→ **Document extract**
== == ==

Farmer John Solves 3 SUM

USACO 2020 Jan Gold 2

Problem

Solution

Classic range DP problem, which might be challenging to come up with at first. Define DP as following.

$dp[i][j]= \text{number of triples that has sum of 0, indexes are between i and j}$

We can calculate $dp[i][j]$ by using PIE, thinking about the edge indices, $i$ and $j$.

$dp[i][j]=dp[i+1][j]+dp[i][j-1]-dp[i+1][j-1]+trp[i][j]$

$trp[i][j]$ refers to number of $k(i<k<j)$ such that $S_i+S_k+S_j=0$.
$trp[i][j]$ can be calculated in preprocessing, in $O(N^2)$ time.

Code

#include <iostream>
#include <algorithm>
using namespace std;
const long long B=1e6;
long long N, Q, dp[5010][5010], a[5010], mark[2000010], ts[5010][5010];
long long solve(long long i, long long j){
    long long &r=dp[i][j];
    if(j-i<=1)

== == ==

→ **Material**

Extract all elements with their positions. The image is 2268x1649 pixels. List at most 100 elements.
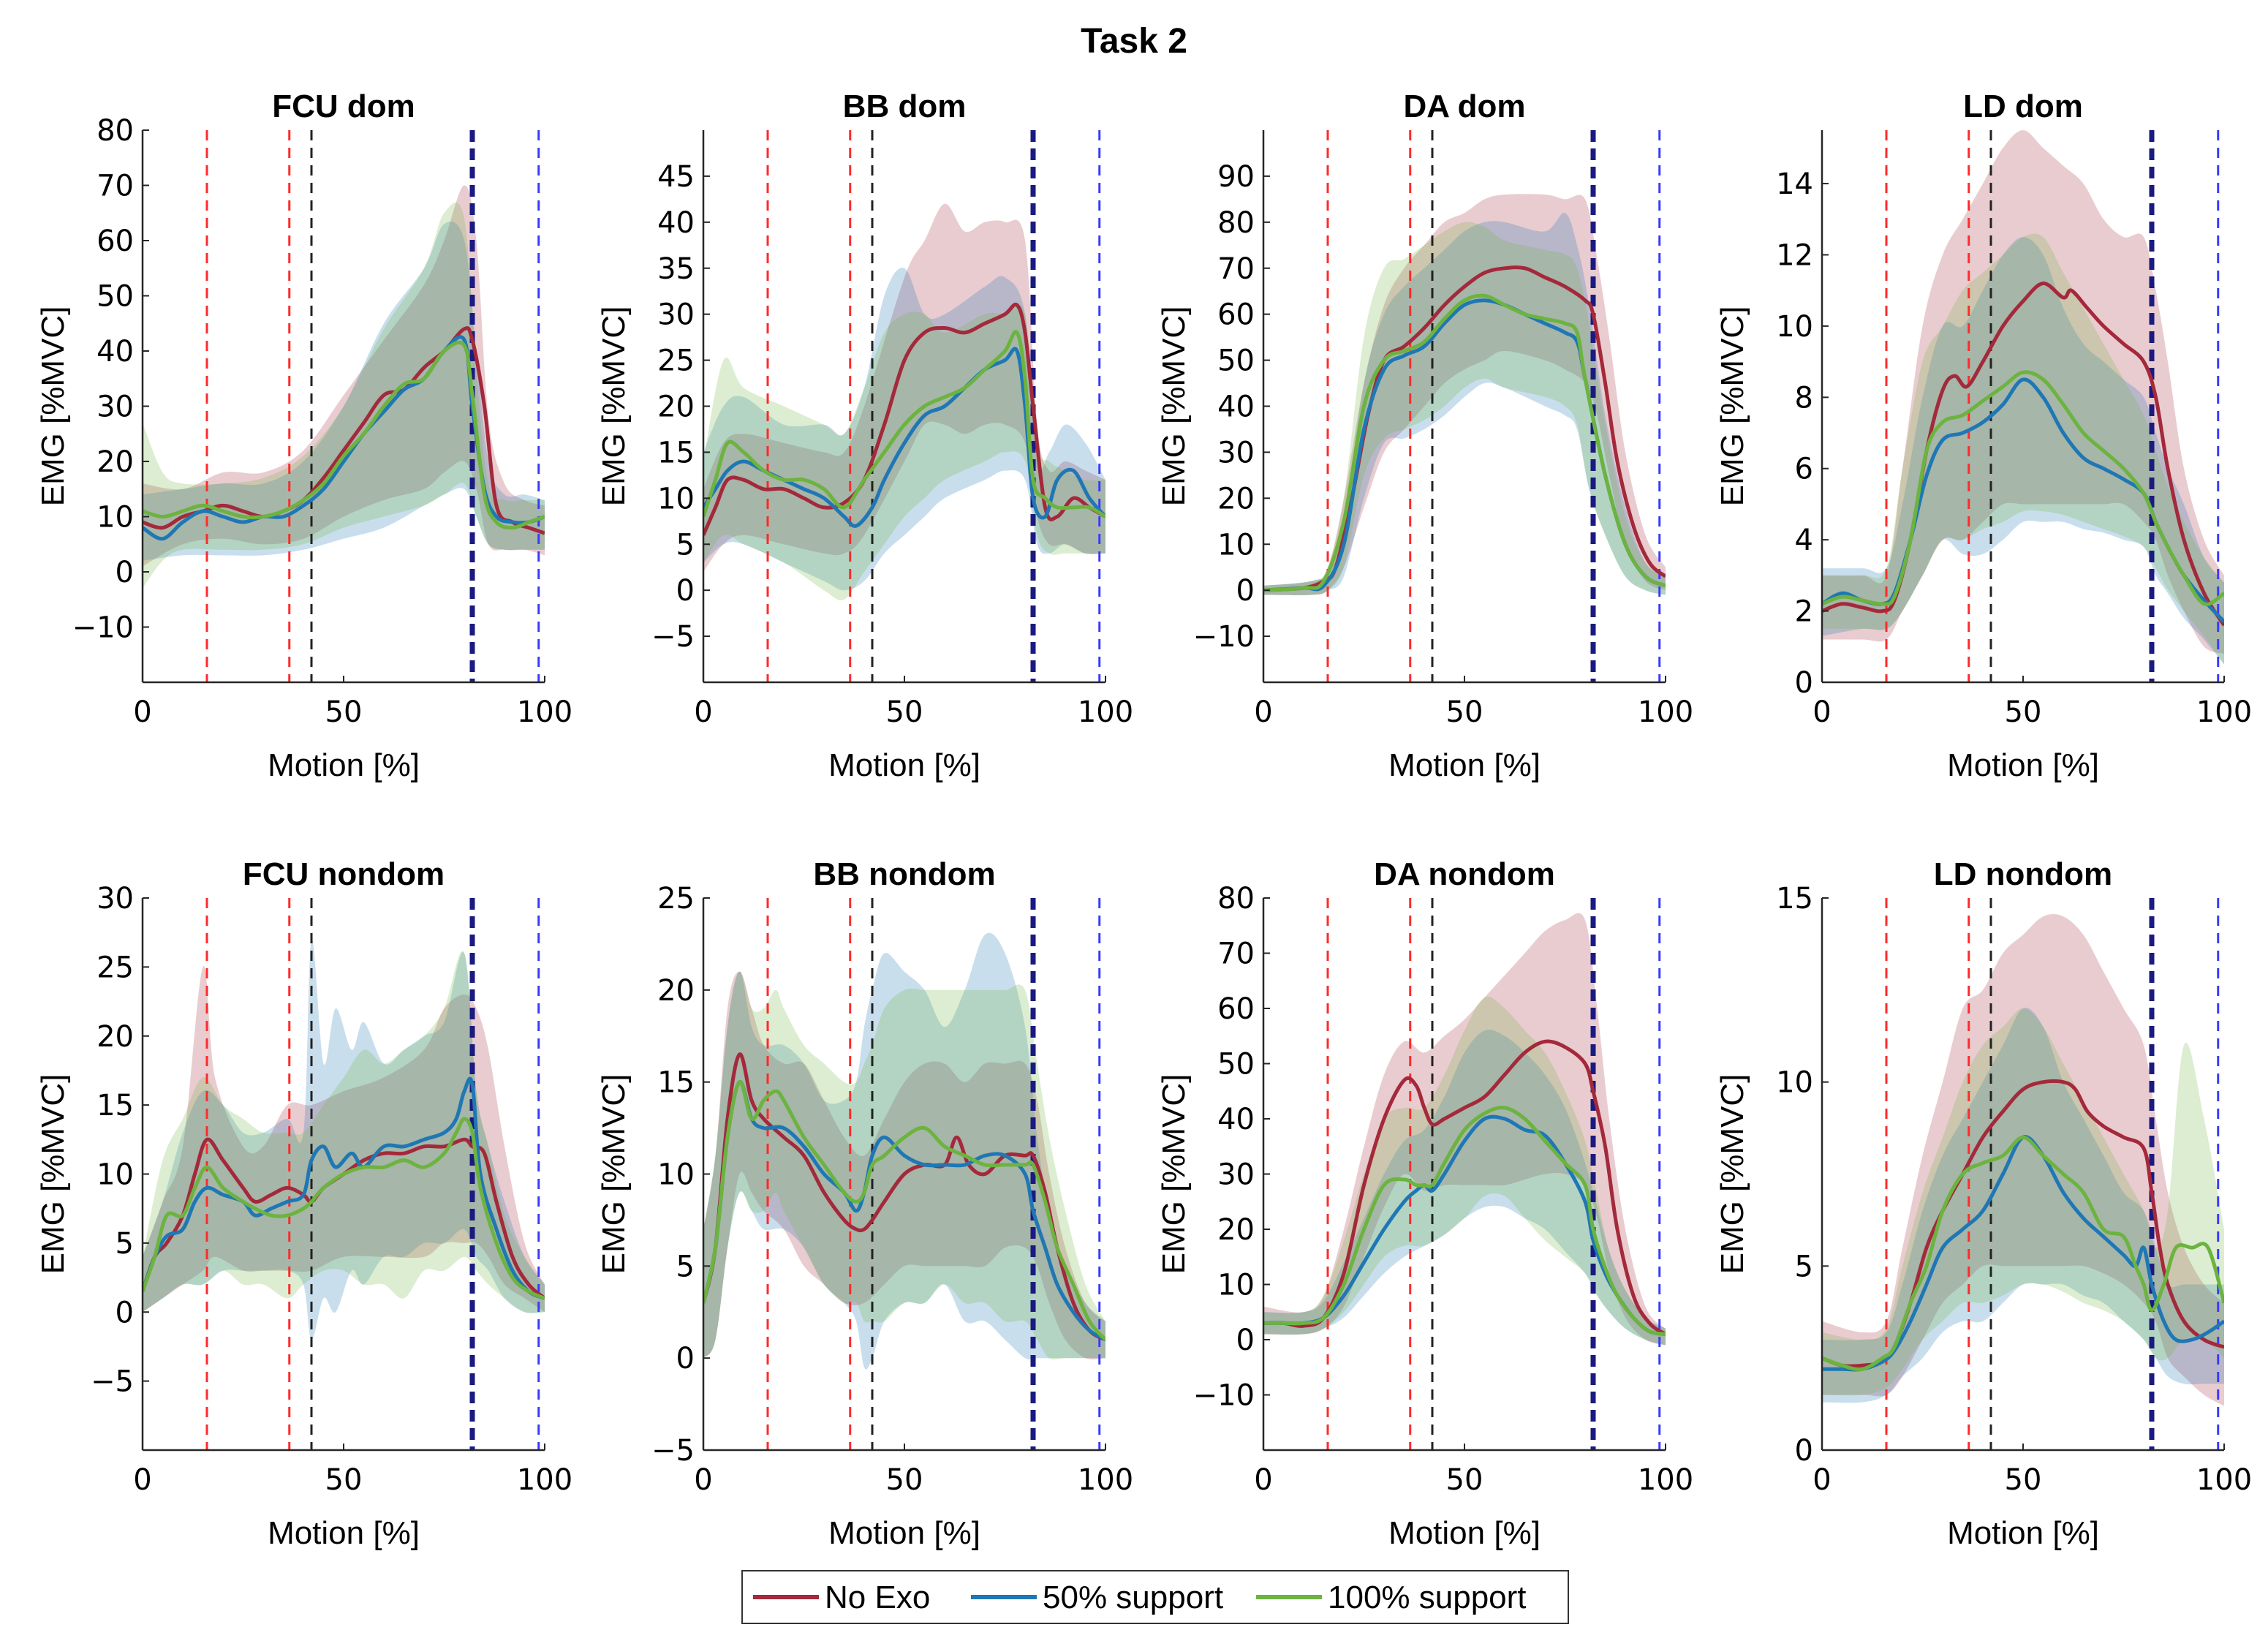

== == ==

→ **What you are asked to do**
According to the Farmer John Solves 3 SUM write-up, in what time can trp[i][j] be calculated during preprocessing?

→ **Result**
In O(N^2) time.